▶ _What this task involves_
Collect all lines from the listing that include the string "ylabel".

▶ _Data supplied_
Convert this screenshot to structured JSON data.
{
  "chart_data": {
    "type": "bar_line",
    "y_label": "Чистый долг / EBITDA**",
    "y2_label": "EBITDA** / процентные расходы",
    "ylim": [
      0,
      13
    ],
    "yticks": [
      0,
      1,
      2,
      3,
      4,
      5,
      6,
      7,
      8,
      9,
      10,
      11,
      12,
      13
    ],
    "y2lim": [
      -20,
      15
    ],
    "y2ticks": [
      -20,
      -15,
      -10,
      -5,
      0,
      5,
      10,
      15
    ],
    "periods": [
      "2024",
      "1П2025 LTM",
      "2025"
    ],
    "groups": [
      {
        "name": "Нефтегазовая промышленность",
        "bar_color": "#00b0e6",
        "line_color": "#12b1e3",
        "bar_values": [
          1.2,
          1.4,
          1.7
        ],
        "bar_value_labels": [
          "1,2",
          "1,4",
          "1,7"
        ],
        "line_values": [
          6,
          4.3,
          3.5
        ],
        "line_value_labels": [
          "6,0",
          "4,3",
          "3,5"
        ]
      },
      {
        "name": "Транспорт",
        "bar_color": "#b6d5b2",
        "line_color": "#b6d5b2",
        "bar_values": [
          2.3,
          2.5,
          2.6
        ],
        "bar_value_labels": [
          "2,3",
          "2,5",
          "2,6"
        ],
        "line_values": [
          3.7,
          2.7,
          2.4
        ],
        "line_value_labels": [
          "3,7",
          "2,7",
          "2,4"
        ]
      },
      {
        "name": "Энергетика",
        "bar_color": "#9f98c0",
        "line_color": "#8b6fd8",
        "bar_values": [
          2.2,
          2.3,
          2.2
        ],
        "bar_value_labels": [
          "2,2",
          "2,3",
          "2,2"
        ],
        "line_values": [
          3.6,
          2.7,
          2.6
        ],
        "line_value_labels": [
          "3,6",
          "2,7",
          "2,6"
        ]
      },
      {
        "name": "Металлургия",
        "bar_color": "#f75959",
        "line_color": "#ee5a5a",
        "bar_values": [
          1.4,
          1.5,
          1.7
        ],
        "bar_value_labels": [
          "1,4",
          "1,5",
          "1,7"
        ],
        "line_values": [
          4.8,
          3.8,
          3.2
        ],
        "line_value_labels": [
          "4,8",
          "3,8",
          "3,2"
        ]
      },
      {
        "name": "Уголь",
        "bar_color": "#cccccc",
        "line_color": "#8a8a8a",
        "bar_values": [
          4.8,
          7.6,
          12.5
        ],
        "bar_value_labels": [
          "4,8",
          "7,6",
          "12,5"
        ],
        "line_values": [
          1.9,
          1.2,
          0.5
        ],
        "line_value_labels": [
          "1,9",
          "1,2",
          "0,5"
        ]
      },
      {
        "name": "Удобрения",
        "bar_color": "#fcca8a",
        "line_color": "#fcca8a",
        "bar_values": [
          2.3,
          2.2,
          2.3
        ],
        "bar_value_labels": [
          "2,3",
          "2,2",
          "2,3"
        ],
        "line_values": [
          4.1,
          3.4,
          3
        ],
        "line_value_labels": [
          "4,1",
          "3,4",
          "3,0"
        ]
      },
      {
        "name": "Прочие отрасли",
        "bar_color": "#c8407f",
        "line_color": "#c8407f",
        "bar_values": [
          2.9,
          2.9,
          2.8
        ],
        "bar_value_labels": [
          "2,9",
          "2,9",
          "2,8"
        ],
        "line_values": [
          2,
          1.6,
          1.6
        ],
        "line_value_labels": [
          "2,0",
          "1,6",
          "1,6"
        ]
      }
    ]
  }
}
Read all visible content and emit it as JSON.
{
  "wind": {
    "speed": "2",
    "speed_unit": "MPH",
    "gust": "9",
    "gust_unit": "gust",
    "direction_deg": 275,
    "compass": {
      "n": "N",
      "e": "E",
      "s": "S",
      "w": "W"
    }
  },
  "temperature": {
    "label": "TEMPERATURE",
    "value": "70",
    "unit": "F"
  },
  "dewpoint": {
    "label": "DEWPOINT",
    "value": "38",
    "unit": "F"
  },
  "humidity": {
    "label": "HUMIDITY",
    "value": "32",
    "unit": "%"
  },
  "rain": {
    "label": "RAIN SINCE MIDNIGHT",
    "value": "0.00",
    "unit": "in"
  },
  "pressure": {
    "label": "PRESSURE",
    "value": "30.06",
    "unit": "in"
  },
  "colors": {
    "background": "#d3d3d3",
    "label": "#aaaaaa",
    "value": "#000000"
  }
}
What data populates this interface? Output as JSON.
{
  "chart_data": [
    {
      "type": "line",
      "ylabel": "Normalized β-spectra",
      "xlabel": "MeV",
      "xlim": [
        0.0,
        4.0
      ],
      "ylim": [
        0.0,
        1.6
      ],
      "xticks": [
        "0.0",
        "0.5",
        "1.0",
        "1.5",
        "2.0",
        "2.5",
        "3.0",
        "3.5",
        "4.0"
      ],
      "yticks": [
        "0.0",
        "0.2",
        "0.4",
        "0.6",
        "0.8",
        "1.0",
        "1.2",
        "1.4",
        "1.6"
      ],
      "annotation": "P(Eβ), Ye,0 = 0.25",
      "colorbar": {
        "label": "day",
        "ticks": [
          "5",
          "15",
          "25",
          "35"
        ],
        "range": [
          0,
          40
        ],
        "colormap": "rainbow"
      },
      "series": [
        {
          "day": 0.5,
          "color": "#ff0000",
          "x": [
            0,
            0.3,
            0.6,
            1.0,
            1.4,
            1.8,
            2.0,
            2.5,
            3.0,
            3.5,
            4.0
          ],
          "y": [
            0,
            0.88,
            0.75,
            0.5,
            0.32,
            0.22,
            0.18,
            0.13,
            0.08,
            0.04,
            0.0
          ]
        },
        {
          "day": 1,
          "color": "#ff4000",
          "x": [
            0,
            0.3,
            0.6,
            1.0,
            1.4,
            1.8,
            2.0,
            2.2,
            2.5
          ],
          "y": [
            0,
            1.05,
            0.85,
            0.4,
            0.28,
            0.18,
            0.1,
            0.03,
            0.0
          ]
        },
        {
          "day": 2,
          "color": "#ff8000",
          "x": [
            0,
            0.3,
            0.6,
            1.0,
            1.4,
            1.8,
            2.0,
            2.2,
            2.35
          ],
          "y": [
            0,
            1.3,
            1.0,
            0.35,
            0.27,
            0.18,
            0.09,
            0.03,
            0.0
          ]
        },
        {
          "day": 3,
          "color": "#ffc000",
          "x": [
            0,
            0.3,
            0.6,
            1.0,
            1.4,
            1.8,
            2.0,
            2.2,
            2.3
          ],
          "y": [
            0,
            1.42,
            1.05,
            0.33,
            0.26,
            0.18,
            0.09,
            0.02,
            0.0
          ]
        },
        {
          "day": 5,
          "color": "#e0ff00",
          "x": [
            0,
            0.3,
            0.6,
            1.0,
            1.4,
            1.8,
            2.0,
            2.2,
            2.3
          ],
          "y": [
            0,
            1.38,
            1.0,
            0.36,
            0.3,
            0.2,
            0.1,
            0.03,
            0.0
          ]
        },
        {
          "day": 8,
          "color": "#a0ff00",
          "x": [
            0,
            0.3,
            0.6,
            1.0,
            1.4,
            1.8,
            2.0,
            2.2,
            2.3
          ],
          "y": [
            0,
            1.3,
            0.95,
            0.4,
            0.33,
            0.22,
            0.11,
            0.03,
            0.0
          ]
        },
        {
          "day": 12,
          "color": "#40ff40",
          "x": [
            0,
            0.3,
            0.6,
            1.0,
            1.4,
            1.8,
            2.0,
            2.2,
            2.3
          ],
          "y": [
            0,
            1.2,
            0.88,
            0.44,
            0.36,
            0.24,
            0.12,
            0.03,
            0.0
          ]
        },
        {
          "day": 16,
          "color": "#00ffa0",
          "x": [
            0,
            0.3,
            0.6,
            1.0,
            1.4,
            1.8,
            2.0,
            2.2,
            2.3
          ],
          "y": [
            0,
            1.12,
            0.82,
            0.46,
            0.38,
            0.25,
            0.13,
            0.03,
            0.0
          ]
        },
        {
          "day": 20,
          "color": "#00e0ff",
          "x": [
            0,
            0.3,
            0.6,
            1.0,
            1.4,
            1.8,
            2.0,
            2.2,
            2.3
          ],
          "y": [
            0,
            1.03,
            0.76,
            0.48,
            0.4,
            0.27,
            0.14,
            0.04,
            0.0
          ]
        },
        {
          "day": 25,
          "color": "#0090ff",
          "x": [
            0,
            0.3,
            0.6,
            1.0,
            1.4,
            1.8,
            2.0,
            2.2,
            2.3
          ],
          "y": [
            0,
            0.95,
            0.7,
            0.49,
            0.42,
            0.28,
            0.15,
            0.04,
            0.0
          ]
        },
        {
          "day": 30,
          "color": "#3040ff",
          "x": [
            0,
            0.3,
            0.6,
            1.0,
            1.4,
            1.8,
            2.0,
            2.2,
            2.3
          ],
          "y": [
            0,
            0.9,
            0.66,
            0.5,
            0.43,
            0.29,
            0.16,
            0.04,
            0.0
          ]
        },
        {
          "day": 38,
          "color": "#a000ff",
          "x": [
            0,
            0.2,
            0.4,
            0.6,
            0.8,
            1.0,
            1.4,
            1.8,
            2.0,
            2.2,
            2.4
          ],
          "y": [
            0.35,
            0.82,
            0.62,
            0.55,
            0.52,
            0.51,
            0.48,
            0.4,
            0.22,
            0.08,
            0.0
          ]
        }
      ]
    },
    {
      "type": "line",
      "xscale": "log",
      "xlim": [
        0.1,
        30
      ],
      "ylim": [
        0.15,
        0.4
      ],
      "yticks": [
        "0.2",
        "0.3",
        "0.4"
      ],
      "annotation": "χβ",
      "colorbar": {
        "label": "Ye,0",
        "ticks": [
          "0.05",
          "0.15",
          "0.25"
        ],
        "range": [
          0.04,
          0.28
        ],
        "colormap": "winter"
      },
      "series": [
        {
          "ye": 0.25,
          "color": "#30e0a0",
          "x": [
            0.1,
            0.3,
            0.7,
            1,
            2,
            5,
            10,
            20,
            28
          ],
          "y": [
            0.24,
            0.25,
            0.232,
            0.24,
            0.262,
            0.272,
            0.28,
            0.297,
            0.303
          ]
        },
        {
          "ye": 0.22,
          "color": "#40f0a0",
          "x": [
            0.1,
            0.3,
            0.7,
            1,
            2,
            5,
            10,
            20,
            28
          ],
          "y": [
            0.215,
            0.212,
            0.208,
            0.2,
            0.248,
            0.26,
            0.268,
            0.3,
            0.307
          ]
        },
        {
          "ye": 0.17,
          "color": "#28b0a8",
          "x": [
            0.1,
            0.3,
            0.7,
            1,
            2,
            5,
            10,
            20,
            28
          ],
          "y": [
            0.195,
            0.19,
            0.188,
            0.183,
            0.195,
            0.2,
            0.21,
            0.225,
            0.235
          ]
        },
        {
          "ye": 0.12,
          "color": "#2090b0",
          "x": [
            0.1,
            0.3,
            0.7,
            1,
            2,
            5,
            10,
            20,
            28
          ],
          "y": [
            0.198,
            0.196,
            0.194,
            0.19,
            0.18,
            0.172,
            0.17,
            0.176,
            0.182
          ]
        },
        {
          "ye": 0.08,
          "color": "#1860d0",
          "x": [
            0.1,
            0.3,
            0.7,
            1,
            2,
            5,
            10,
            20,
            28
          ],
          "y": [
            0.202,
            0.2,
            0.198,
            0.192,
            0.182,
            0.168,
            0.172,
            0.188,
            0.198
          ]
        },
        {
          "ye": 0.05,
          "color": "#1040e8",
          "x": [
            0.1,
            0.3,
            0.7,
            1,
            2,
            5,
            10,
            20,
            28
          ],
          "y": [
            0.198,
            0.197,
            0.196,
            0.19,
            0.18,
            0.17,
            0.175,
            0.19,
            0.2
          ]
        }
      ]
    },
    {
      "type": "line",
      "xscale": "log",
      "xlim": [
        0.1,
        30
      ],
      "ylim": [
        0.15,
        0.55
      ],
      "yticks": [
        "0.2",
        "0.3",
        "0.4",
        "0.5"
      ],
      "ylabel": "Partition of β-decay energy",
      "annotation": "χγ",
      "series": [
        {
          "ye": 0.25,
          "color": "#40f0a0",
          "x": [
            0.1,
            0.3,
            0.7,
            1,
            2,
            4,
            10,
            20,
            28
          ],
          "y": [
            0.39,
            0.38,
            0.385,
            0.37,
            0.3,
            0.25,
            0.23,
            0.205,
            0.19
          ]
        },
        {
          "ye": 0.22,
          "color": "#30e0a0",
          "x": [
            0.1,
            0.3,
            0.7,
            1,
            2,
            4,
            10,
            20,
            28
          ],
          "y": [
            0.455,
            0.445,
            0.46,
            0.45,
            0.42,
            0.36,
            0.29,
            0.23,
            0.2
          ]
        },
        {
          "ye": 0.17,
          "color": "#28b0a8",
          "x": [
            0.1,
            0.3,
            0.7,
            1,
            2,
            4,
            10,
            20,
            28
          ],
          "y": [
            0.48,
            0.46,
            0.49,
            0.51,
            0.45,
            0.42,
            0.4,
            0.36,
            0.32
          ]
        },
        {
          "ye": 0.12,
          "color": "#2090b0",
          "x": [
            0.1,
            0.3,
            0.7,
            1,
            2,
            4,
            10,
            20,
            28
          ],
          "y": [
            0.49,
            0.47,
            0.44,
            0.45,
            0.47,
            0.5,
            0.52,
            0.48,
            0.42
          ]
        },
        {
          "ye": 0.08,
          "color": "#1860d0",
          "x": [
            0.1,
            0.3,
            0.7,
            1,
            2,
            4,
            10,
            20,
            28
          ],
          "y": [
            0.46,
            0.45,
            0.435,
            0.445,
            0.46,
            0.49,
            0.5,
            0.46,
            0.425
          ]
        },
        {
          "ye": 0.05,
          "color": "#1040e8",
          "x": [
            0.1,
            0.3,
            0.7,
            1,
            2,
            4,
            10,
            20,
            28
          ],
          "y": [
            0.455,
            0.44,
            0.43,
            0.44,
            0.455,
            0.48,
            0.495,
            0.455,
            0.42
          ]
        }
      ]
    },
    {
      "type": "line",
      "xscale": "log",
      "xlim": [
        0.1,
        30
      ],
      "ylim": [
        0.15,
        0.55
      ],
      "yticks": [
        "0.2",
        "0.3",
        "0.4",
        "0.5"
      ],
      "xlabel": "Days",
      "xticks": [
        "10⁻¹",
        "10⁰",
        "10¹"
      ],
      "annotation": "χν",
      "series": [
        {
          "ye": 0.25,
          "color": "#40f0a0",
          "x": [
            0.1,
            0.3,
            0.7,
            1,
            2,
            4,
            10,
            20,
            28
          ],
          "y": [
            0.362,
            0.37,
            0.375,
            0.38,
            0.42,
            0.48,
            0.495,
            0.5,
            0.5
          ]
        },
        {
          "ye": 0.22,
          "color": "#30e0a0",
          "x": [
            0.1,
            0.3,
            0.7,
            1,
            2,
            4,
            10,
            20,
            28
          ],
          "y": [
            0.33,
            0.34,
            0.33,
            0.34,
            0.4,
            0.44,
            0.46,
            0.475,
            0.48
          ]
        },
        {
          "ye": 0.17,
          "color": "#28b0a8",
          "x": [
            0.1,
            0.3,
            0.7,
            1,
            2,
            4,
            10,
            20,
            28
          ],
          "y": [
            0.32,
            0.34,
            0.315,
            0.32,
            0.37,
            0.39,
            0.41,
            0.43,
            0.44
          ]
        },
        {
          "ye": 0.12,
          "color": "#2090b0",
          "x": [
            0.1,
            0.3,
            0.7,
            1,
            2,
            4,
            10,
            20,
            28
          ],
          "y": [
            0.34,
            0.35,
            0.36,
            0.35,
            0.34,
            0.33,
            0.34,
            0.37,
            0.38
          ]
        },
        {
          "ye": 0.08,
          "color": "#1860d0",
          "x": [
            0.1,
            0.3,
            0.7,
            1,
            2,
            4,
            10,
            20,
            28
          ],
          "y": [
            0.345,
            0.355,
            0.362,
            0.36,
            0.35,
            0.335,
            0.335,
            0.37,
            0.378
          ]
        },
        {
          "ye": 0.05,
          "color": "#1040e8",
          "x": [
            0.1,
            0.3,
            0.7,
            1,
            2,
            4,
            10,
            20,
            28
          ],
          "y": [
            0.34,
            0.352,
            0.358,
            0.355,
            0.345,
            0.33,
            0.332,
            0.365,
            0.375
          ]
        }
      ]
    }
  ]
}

▶ _Expected answer_
      "ylabel": "Normalized β-spectra",
      "ylabel": "Partition of β-decay energy",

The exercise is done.